Written request A -
Reproduce the message about the film Raja below in full, word for word.

[Begin Text]

Sorry if this is kind of long....

-Sam Wells
2983


From: Dan Sallitt
Date: Mon Oct 20, 2003 3:48pm
Subject: Re: Re: Raja
 
> Pascal Greggory's Fred is a Frenchman
> in Morocco, but we have no idea as to exactly what he's doing there,
> how long he's been in Africa, where his money comes from, etc, so he
> becomes an archetype, that of a naïve foreigner in an exotic land.

I know this isn't your main point, but I don't see him as all that
naive. He's getting what he wants out of the situation until he gets
tangled with Raja, and his downfall there isn't naivete.

> Najat Benssallem's Raja is given a bit more of a background, but her
> details consist of such cliches of sentimental humanism (orphan,
> poor, abused by family and boyfriend) that they're hard to take
> seriously and seem to be an attempt by Doillon to comment on genre
> conventions. They are not to be taken as actual people but as
> generalized stand-ins for different strands of humanity.

Actually, her boyfriend isn't that abusive, I don't think.

For me, whether or not a character is to be taken as an actual person or
a representative figure doesn't have to do with whether her mother is
dead, or how much money she has, or how nice her brother is to her.
(These are all things we learn gradually, by the way. The first thing
we see is Raja and her friend goofing and hanging out, then that "go to
work" discussion between the friend and her mother, then more goofing
among the women and Fred in the garden.) It has to do with how the
character is presented and how she functions in the story. There are so
many points in the film where Raja and Fred react in individualized
ways, depending on their emotional state, that I can't see them as
abstractions.

> The fact that the adjunct characters – the other young women working
> in the garden, the Greek Chorus older kitchen help – come and go in
> the picture with no sense of verisimilitude but show up when they are
> needed for a particular narrative moment, and disappear when their
> presence could have smoothed over misunderstandings and thus
> eliminated a lot of the wailing and gnashing of teeth also takes the
> film into a more abstract realm.

[End Text]

Written request B -
Write out the entries below, starting with the line containing "y-tick-label: 450 xyxy=(49,205,70,218)" and going on through the line containing "y-tick-label: 300 xyxy=(49,286,70,299)", with both of those lines included and every line copied exactly.

[Begin Provided records]

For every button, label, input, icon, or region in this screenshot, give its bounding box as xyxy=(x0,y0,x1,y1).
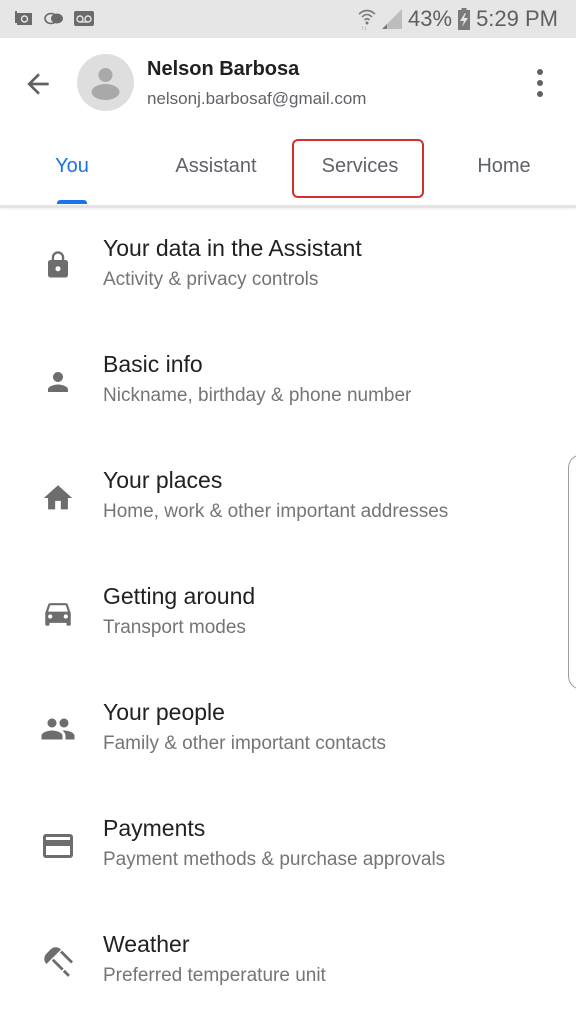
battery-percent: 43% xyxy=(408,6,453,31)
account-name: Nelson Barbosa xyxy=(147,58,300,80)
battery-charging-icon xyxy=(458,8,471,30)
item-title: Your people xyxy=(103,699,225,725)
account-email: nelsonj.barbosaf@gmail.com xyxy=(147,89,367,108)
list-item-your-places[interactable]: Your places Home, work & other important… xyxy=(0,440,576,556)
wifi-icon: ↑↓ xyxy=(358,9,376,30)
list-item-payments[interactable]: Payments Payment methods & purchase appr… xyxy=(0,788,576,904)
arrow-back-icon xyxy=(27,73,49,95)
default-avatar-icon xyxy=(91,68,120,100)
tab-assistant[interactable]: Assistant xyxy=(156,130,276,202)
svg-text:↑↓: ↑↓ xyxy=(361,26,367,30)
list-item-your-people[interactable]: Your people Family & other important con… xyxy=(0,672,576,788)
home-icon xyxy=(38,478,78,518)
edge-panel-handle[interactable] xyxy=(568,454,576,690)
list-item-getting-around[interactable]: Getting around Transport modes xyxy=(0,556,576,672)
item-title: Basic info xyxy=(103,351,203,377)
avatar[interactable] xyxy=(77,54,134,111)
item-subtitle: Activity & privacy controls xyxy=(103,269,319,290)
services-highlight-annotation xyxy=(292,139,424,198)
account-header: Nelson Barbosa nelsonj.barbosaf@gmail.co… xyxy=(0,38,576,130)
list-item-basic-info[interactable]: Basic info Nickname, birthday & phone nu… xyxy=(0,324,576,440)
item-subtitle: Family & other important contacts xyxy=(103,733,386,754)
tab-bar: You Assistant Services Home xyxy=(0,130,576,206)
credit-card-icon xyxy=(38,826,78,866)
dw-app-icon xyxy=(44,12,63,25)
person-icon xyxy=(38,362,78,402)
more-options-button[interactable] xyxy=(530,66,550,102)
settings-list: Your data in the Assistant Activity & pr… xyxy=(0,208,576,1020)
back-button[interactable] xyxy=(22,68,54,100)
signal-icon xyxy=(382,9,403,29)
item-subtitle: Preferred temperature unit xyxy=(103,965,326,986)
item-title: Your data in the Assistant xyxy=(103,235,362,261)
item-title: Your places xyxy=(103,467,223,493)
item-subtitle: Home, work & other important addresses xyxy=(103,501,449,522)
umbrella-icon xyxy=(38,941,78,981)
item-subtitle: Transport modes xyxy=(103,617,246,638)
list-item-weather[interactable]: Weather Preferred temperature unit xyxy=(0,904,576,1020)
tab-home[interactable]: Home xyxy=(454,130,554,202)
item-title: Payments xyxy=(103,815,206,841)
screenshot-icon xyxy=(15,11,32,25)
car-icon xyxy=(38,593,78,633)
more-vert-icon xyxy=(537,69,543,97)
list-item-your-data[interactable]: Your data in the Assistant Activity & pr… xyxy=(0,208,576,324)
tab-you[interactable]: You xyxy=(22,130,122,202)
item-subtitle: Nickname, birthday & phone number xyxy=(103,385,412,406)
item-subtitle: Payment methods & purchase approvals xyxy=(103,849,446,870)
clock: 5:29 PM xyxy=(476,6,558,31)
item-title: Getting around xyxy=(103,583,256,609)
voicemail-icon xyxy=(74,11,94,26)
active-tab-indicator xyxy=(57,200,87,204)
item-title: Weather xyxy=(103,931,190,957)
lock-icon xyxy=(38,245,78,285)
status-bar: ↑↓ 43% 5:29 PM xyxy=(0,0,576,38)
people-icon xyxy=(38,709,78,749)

[End Provided records]
[Begin Provided records]

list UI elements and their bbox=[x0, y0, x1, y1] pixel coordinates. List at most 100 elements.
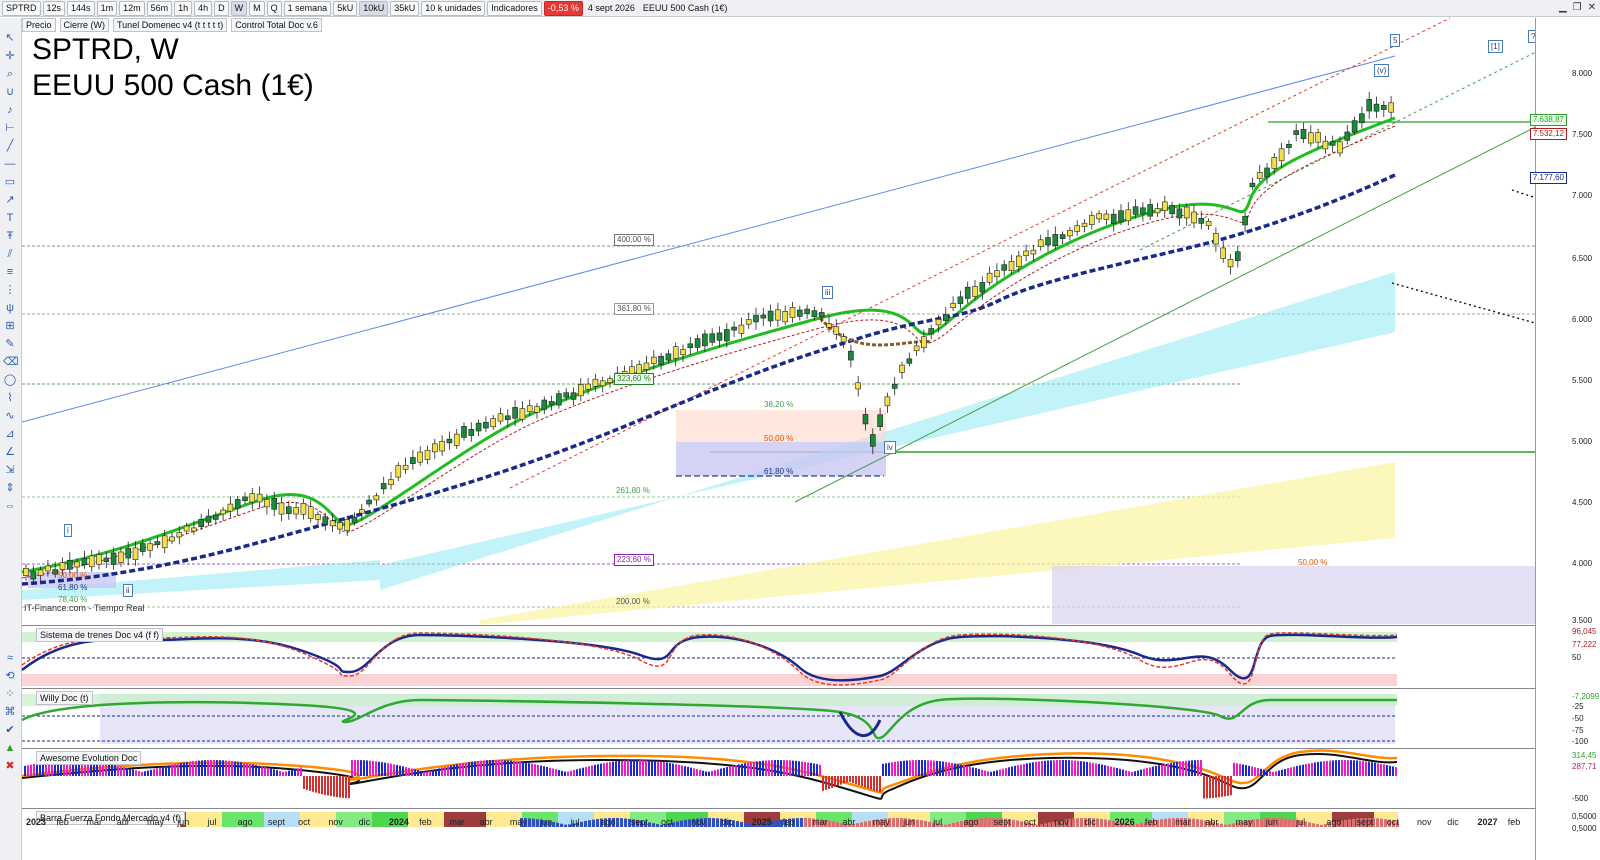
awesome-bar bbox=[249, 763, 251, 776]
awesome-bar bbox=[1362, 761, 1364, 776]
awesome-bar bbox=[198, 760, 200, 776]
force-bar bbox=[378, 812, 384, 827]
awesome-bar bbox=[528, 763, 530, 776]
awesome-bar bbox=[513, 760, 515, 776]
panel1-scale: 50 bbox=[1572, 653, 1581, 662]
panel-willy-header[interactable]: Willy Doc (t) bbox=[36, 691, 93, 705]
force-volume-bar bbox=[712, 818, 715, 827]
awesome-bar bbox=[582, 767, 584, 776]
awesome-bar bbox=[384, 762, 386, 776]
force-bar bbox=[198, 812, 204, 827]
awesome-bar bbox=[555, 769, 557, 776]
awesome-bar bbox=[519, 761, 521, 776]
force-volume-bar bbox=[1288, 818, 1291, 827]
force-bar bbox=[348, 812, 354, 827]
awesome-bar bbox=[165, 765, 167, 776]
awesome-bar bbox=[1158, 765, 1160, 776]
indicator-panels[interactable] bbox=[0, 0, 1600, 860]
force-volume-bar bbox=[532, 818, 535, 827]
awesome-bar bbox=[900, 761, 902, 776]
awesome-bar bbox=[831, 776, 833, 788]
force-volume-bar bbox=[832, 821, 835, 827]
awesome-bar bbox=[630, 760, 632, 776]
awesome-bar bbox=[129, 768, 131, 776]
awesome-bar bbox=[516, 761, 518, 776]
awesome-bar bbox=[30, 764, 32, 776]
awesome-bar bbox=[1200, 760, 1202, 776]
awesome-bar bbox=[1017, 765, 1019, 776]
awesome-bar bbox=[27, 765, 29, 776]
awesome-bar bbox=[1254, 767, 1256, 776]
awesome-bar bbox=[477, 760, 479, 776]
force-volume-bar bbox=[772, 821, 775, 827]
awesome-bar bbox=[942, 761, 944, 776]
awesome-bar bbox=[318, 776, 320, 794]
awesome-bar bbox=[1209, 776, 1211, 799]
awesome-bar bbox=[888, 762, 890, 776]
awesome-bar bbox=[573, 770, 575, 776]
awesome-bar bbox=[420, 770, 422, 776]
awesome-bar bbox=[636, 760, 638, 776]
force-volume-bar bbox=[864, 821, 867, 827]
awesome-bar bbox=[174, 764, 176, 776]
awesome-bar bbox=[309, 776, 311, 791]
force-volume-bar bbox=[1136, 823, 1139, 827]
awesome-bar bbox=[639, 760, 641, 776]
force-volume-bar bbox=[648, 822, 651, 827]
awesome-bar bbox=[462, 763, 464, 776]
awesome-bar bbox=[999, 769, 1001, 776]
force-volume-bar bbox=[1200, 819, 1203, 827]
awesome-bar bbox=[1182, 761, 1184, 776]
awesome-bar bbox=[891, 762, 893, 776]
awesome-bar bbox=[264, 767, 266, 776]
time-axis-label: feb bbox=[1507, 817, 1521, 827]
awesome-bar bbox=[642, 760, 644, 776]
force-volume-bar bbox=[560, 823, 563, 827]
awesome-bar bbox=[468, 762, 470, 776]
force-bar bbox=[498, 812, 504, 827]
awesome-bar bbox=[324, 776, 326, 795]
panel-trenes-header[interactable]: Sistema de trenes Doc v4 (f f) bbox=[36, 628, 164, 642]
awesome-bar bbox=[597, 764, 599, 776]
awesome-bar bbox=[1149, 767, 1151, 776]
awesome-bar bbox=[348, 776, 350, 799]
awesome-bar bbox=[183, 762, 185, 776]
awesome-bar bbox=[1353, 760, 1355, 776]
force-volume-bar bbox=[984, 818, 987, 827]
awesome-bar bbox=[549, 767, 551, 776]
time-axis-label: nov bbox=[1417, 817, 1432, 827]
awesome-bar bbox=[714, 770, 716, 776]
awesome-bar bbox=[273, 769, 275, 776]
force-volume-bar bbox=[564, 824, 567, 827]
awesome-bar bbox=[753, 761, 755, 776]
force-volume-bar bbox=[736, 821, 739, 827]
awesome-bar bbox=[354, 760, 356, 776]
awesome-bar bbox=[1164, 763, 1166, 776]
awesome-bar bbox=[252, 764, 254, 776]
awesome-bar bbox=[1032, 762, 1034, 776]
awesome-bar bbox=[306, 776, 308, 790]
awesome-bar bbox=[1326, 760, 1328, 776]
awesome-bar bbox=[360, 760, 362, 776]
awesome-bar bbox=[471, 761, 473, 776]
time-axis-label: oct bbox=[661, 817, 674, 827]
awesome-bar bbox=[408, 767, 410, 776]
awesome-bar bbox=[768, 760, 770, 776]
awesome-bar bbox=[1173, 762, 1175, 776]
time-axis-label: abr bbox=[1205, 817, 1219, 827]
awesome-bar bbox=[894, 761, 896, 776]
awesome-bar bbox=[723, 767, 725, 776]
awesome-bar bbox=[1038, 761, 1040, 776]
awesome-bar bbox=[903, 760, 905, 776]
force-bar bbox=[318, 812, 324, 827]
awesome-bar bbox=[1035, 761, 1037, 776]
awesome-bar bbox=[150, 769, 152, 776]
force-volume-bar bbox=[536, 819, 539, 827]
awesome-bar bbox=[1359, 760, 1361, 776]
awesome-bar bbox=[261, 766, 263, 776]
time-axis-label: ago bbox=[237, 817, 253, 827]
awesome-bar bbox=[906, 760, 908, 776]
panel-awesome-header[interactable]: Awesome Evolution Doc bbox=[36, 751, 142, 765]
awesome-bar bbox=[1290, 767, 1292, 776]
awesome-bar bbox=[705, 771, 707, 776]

[End Provided records]
[Begin Provided records]

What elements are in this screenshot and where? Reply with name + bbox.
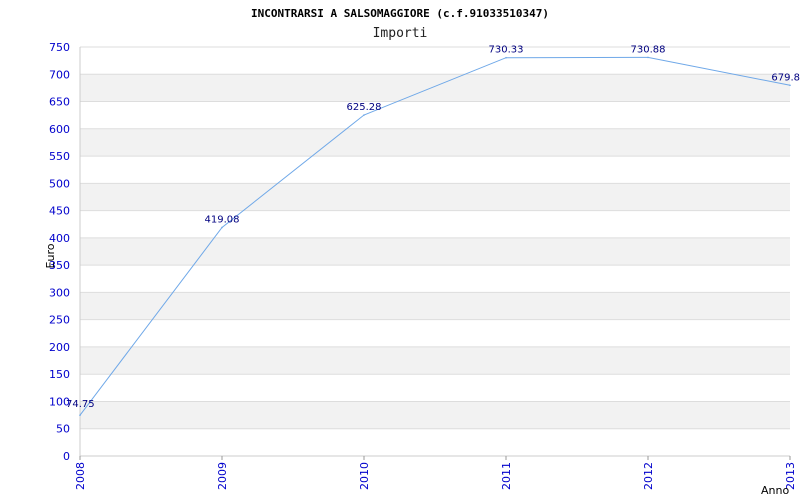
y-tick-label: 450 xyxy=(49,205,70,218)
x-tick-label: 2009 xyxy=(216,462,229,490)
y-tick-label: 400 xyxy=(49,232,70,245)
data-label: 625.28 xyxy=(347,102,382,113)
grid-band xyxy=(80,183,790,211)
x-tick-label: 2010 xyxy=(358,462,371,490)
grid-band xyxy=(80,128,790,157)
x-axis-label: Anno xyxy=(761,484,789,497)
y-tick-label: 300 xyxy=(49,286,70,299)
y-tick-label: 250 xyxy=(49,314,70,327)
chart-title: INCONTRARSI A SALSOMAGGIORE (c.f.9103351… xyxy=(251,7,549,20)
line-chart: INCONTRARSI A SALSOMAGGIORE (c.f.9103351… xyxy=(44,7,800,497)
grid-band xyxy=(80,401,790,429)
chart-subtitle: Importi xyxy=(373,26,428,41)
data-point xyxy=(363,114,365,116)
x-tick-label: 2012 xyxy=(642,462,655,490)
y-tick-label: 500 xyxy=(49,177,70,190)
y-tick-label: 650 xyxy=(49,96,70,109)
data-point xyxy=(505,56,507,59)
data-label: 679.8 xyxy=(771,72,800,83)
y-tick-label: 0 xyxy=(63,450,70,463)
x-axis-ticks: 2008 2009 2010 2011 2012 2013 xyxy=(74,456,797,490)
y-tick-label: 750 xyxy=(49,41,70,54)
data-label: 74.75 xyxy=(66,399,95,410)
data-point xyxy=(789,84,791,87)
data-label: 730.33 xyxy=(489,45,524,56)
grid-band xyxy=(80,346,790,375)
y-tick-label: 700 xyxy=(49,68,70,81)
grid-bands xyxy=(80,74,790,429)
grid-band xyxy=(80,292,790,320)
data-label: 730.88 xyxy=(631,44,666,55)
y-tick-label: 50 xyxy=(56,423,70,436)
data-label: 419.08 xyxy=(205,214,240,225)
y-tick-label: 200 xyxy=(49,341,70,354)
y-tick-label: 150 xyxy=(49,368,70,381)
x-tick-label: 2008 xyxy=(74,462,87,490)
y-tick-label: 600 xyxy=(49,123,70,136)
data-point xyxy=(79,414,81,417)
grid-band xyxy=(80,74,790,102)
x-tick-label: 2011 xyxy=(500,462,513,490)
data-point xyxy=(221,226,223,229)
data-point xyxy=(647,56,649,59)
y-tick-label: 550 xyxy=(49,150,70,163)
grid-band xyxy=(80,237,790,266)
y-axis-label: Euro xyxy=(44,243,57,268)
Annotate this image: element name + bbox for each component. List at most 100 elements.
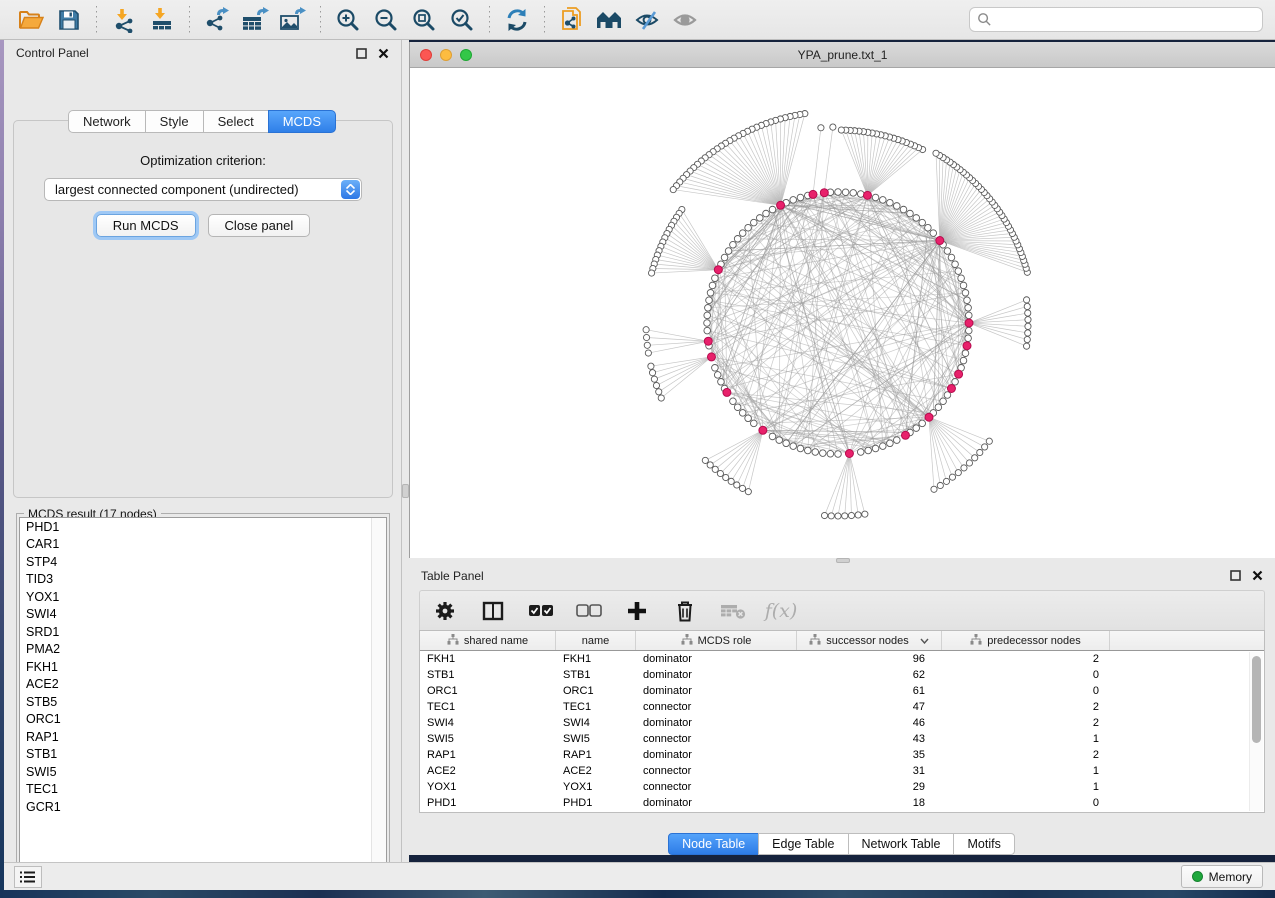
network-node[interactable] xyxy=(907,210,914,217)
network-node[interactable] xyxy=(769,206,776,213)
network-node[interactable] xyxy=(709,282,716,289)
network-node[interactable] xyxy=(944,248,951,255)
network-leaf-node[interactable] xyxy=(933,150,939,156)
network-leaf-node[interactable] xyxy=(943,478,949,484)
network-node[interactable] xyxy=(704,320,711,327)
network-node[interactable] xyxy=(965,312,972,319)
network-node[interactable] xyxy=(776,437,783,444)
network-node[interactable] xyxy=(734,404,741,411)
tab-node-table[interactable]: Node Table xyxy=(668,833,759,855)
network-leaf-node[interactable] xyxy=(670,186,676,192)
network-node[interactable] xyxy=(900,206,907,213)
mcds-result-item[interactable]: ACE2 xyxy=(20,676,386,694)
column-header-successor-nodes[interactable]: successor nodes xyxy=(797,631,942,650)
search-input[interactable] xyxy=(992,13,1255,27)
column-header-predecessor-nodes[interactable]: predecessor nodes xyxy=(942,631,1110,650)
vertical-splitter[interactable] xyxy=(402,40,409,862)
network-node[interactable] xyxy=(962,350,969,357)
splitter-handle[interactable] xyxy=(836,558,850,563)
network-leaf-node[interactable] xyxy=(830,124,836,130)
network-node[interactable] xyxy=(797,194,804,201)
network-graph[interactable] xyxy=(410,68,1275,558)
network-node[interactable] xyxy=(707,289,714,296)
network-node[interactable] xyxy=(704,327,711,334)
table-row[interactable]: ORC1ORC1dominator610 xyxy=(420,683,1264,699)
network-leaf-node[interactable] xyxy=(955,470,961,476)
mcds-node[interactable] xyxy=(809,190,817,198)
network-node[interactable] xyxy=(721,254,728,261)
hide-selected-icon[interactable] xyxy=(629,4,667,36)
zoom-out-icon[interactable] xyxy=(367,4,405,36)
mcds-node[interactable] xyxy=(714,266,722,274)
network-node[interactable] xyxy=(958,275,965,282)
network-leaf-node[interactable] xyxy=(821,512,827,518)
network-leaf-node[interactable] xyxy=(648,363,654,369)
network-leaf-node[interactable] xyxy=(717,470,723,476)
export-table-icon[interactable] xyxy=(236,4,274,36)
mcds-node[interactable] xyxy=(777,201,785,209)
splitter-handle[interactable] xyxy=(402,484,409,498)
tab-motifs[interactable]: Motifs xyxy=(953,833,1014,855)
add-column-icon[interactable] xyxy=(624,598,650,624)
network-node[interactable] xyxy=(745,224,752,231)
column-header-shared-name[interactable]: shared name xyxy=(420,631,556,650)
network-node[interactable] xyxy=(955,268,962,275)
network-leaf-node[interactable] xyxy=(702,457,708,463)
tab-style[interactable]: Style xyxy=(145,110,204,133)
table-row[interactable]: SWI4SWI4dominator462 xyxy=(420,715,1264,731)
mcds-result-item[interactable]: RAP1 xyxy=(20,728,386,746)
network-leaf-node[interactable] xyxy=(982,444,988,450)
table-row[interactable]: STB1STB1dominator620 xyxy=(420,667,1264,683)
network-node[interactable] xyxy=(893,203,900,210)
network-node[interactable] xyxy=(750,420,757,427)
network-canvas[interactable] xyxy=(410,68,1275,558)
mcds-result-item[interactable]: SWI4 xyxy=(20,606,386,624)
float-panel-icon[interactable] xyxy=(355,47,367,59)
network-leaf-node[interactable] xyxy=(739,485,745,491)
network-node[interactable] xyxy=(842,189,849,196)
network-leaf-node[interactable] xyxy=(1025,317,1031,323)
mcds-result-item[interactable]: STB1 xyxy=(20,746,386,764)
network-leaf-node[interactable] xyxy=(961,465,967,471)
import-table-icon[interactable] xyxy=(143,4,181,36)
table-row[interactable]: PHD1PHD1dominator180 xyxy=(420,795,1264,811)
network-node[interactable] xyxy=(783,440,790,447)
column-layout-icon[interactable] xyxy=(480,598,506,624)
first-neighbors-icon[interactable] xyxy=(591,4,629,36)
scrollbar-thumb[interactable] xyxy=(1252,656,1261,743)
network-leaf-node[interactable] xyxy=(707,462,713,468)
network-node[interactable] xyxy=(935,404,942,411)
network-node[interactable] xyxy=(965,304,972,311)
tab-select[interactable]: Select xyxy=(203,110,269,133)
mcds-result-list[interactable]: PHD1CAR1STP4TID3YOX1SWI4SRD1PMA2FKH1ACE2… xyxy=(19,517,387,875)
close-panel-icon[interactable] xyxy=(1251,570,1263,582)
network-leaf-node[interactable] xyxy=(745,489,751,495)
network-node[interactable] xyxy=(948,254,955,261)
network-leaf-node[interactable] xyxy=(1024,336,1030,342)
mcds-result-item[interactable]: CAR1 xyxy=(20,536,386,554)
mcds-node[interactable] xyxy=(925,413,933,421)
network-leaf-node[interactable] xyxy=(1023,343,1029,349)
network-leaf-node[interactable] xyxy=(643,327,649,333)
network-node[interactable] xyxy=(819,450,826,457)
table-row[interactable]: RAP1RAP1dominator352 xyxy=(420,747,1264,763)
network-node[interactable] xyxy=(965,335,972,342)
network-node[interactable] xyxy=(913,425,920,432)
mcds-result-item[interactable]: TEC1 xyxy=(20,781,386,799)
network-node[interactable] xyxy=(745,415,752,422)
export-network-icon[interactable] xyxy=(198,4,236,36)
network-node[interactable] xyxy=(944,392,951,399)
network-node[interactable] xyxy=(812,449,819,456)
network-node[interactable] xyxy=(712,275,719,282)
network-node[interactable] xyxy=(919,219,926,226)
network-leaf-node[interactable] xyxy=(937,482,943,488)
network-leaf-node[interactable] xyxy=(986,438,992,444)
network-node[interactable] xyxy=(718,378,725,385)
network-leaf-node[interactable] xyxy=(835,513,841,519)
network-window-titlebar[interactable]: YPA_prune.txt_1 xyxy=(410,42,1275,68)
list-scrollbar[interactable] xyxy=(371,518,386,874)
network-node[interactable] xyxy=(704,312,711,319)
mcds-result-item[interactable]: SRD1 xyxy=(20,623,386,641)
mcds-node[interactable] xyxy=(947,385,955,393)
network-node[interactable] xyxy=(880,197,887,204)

[End Provided records]

Task response A -
Sorry if this is kind of long....

-Sam Wells
2983


From: Dan Sallitt
Date: Mon Oct 20, 2003 3:48pm
Subject: Re: Re: Raja
 
> Pascal Greggory's Fred is a Frenchman
> in Morocco, but we have no idea as to exactly what he's doing there,
> how long he's been in Africa, where his money comes from, etc, so he
> becomes an archetype, that of a naïve foreigner in an exotic land.

I know this isn't your main point, but I don't see him as all that
naive. He's getting what he wants out of the situation until he gets
tangled with Raja, and his downfall there isn't naivete.

> Najat Benssallem's Raja is given a bit more of a background, but her
> details consist of such cliches of sentimental humanism (orphan,
> poor, abused by family and boyfriend) that they're hard to take
> seriously and seem to be an attempt by Doillon to comment on genre
> conventions. They are not to be taken as actual people but as
> generalized stand-ins for different strands of humanity.

Actually, her boyfriend isn't that abusive, I don't think.

For me, whether or not a character is to be taken as an actual person or
a representative figure doesn't have to do with whether her mother is
dead, or how much money she has, or how nice her brother is to her.
(These are all things we learn gradually, by the way. The first thing
we see is Raja and her friend goofing and hanging out, then that "go to
work" discussion between the friend and her mother, then more goofing
among the women and Fred in the garden.) It has to do with how the
character is presented and how she functions in the story. There are so
many points in the film where Raja and Fred react in individualized
ways, depending on their emotional state, that I can't see them as
abstractions.

> The fact that the adjunct characters – the other young women working
> in the garden, the Greek Chorus older kitchen help – come and go in
> the picture with no sense of verisimilitude but show up when they are
> needed for a particular narrative moment, and disappear when their
> presence could have smoothed over misunderstandings and thus
> eliminated a lot of the wailing and gnashing of teeth also takes the
> film into a more abstract realm.

Task response B -
y-tick-label: 450 xyxy=(49,205,70,218)
x-tick-label: 2009 xyxy=(216,462,229,490)
y-tick-label: 400 xyxy=(49,232,70,245)
data-label: 625.28 xyxy=(347,102,382,113)
grid-band xyxy=(80,183,790,211)
x-tick-label: 2010 xyxy=(358,462,371,490)
grid-band xyxy=(80,128,790,157)
x-axis-label: Anno xyxy=(761,484,789,497)
y-tick-label: 300 xyxy=(49,286,70,299)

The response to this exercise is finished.